Only text is carried over. Reproduce the entries below exactly.

(Collected data entries)
+ + + + +
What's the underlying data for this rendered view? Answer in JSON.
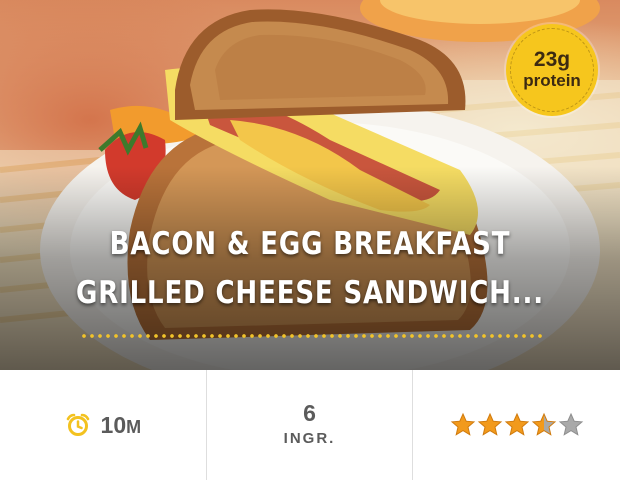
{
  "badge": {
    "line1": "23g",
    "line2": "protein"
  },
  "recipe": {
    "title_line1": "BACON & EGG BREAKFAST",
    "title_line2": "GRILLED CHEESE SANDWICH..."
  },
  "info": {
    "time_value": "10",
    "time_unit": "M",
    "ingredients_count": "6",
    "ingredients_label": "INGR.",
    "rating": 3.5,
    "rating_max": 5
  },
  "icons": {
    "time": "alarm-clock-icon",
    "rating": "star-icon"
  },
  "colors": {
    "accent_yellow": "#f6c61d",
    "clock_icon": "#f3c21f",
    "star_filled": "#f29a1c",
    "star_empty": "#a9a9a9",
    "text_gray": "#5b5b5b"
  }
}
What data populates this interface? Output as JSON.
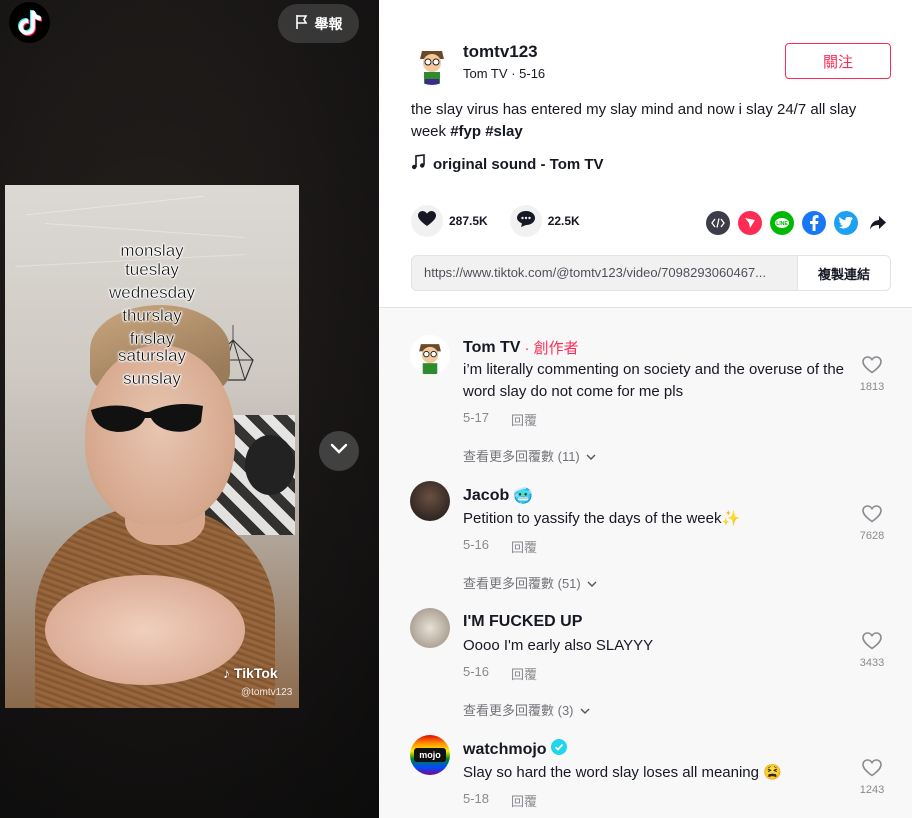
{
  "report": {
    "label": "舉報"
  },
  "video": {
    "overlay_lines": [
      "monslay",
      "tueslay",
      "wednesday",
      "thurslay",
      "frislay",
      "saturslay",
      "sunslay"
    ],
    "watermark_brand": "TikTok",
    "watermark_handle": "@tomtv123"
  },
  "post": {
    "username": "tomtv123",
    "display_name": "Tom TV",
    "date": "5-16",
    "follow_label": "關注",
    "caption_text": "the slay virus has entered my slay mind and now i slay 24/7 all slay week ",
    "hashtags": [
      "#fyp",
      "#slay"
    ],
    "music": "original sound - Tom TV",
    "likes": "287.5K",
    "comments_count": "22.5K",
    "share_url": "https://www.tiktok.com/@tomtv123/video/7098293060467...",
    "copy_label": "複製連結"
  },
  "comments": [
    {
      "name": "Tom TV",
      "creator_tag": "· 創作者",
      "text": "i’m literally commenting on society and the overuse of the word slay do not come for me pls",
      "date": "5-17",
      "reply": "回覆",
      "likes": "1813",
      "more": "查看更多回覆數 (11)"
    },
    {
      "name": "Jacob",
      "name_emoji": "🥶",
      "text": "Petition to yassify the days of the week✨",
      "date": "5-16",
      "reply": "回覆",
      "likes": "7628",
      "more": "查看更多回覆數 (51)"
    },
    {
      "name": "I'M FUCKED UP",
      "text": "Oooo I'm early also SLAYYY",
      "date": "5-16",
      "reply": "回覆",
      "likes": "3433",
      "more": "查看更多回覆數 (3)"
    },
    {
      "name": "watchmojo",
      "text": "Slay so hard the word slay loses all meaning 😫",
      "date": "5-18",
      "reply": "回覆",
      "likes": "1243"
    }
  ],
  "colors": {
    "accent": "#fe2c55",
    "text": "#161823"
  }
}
+ + + + +
Task result —
What's the underlying data for this rendered view? Answer in JSON.
{
  "badge": {
    "line1": "23g",
    "line2": "protein"
  },
  "recipe": {
    "title_line1": "BACON & EGG BREAKFAST",
    "title_line2": "GRILLED CHEESE SANDWICH..."
  },
  "info": {
    "time_value": "10",
    "time_unit": "M",
    "ingredients_count": "6",
    "ingredients_label": "INGR.",
    "rating": 3.5,
    "rating_max": 5
  },
  "icons": {
    "time": "alarm-clock-icon",
    "rating": "star-icon"
  },
  "colors": {
    "accent_yellow": "#f6c61d",
    "clock_icon": "#f3c21f",
    "star_filled": "#f29a1c",
    "star_empty": "#a9a9a9",
    "text_gray": "#5b5b5b"
  }
}
What data populates this interface? Output as JSON.
{
  "report": {
    "label": "舉報"
  },
  "video": {
    "overlay_lines": [
      "monslay",
      "tueslay",
      "wednesday",
      "thurslay",
      "frislay",
      "saturslay",
      "sunslay"
    ],
    "watermark_brand": "TikTok",
    "watermark_handle": "@tomtv123"
  },
  "post": {
    "username": "tomtv123",
    "display_name": "Tom TV",
    "date": "5-16",
    "follow_label": "關注",
    "caption_text": "the slay virus has entered my slay mind and now i slay 24/7 all slay week ",
    "hashtags": [
      "#fyp",
      "#slay"
    ],
    "music": "original sound - Tom TV",
    "likes": "287.5K",
    "comments_count": "22.5K",
    "share_url": "https://www.tiktok.com/@tomtv123/video/7098293060467...",
    "copy_label": "複製連結"
  },
  "comments": [
    {
      "name": "Tom TV",
      "creator_tag": "· 創作者",
      "text": "i’m literally commenting on society and the overuse of the word slay do not come for me pls",
      "date": "5-17",
      "reply": "回覆",
      "likes": "1813",
      "more": "查看更多回覆數 (11)"
    },
    {
      "name": "Jacob",
      "name_emoji": "🥶",
      "text": "Petition to yassify the days of the week✨",
      "date": "5-16",
      "reply": "回覆",
      "likes": "7628",
      "more": "查看更多回覆數 (51)"
    },
    {
      "name": "I'M FUCKED UP",
      "text": "Oooo I'm early also SLAYYY",
      "date": "5-16",
      "reply": "回覆",
      "likes": "3433",
      "more": "查看更多回覆數 (3)"
    },
    {
      "name": "watchmojo",
      "text": "Slay so hard the word slay loses all meaning 😫",
      "date": "5-18",
      "reply": "回覆",
      "likes": "1243"
    }
  ],
  "colors": {
    "accent": "#fe2c55",
    "text": "#161823"
  }
}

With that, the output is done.